### Work to complete
Skip the images. Copy the records exactly as written.

(Data items)
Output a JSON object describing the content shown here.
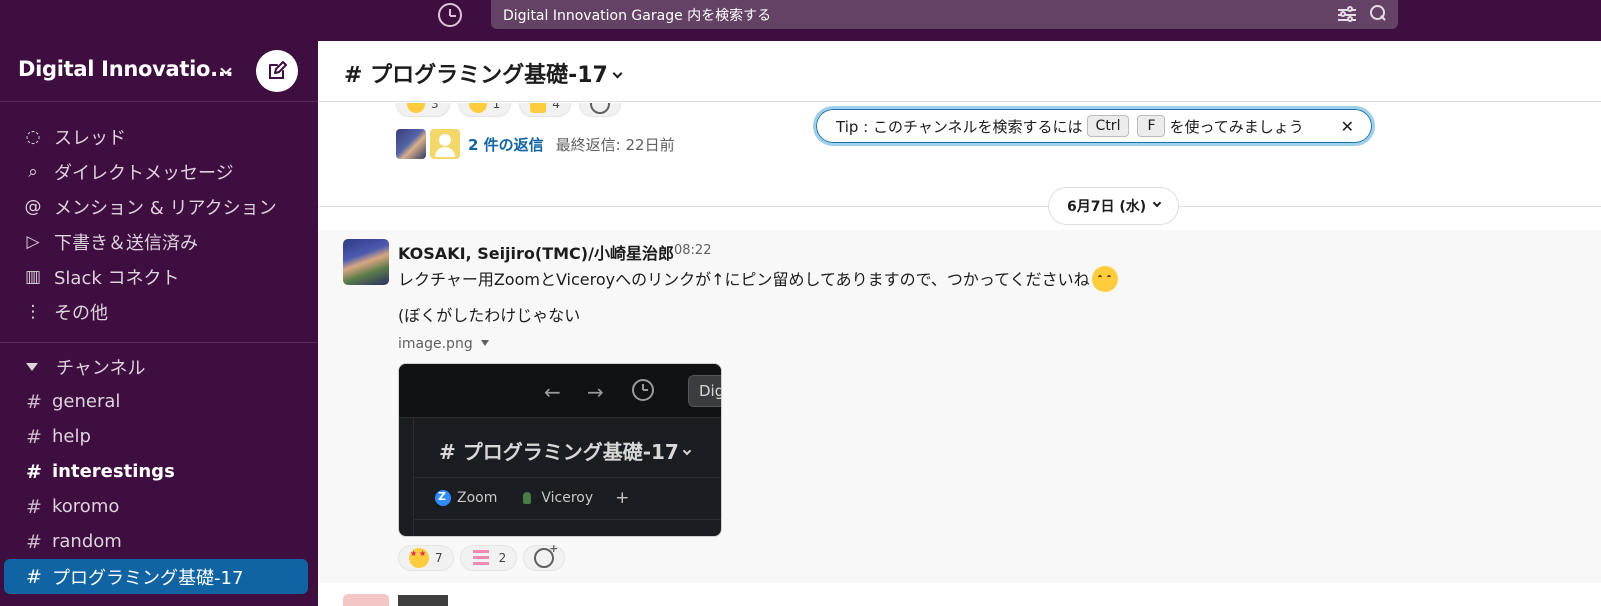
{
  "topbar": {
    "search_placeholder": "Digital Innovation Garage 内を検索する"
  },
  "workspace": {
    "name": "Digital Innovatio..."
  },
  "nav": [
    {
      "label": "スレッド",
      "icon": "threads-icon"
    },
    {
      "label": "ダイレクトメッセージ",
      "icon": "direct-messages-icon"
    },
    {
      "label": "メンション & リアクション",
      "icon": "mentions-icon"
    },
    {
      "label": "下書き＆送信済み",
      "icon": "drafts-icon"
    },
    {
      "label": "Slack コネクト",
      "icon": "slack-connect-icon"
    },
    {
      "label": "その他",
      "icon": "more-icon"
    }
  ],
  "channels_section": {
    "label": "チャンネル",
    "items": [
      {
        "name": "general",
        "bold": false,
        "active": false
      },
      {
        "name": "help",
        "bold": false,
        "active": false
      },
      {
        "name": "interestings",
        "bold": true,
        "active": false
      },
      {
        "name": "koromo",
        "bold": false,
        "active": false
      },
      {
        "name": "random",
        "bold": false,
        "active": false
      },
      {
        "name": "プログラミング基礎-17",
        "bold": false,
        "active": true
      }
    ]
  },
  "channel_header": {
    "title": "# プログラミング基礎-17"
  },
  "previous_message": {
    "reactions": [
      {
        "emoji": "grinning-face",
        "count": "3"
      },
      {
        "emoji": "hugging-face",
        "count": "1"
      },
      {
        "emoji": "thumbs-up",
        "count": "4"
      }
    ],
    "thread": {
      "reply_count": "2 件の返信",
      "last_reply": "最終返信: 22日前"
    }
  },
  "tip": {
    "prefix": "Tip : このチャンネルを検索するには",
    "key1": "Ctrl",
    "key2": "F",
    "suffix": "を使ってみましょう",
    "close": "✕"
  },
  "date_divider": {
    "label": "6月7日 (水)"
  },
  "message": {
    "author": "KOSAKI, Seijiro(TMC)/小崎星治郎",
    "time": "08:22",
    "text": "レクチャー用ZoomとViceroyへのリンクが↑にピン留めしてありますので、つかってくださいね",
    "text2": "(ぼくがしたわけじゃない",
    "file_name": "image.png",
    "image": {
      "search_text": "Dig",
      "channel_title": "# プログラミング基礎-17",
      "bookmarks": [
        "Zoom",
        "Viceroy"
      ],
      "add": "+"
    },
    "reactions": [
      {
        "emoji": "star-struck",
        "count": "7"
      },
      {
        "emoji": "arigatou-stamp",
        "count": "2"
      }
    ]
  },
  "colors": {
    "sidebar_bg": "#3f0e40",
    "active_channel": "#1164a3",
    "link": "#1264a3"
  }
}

### Exercise result
Output a JSON object describing the content shown here.
{
  "topbar": {
    "search_placeholder": "Digital Innovation Garage 内を検索する"
  },
  "workspace": {
    "name": "Digital Innovatio..."
  },
  "nav": [
    {
      "label": "スレッド",
      "icon": "threads-icon"
    },
    {
      "label": "ダイレクトメッセージ",
      "icon": "direct-messages-icon"
    },
    {
      "label": "メンション & リアクション",
      "icon": "mentions-icon"
    },
    {
      "label": "下書き＆送信済み",
      "icon": "drafts-icon"
    },
    {
      "label": "Slack コネクト",
      "icon": "slack-connect-icon"
    },
    {
      "label": "その他",
      "icon": "more-icon"
    }
  ],
  "channels_section": {
    "label": "チャンネル",
    "items": [
      {
        "name": "general",
        "bold": false,
        "active": false
      },
      {
        "name": "help",
        "bold": false,
        "active": false
      },
      {
        "name": "interestings",
        "bold": true,
        "active": false
      },
      {
        "name": "koromo",
        "bold": false,
        "active": false
      },
      {
        "name": "random",
        "bold": false,
        "active": false
      },
      {
        "name": "プログラミング基礎-17",
        "bold": false,
        "active": true
      }
    ]
  },
  "channel_header": {
    "title": "# プログラミング基礎-17"
  },
  "previous_message": {
    "reactions": [
      {
        "emoji": "grinning-face",
        "count": "3"
      },
      {
        "emoji": "hugging-face",
        "count": "1"
      },
      {
        "emoji": "thumbs-up",
        "count": "4"
      }
    ],
    "thread": {
      "reply_count": "2 件の返信",
      "last_reply": "最終返信: 22日前"
    }
  },
  "tip": {
    "prefix": "Tip : このチャンネルを検索するには",
    "key1": "Ctrl",
    "key2": "F",
    "suffix": "を使ってみましょう",
    "close": "✕"
  },
  "date_divider": {
    "label": "6月7日 (水)"
  },
  "message": {
    "author": "KOSAKI, Seijiro(TMC)/小崎星治郎",
    "time": "08:22",
    "text": "レクチャー用ZoomとViceroyへのリンクが↑にピン留めしてありますので、つかってくださいね",
    "text2": "(ぼくがしたわけじゃない",
    "file_name": "image.png",
    "image": {
      "search_text": "Dig",
      "channel_title": "# プログラミング基礎-17",
      "bookmarks": [
        "Zoom",
        "Viceroy"
      ],
      "add": "+"
    },
    "reactions": [
      {
        "emoji": "star-struck",
        "count": "7"
      },
      {
        "emoji": "arigatou-stamp",
        "count": "2"
      }
    ]
  },
  "colors": {
    "sidebar_bg": "#3f0e40",
    "active_channel": "#1164a3",
    "link": "#1264a3"
  }
}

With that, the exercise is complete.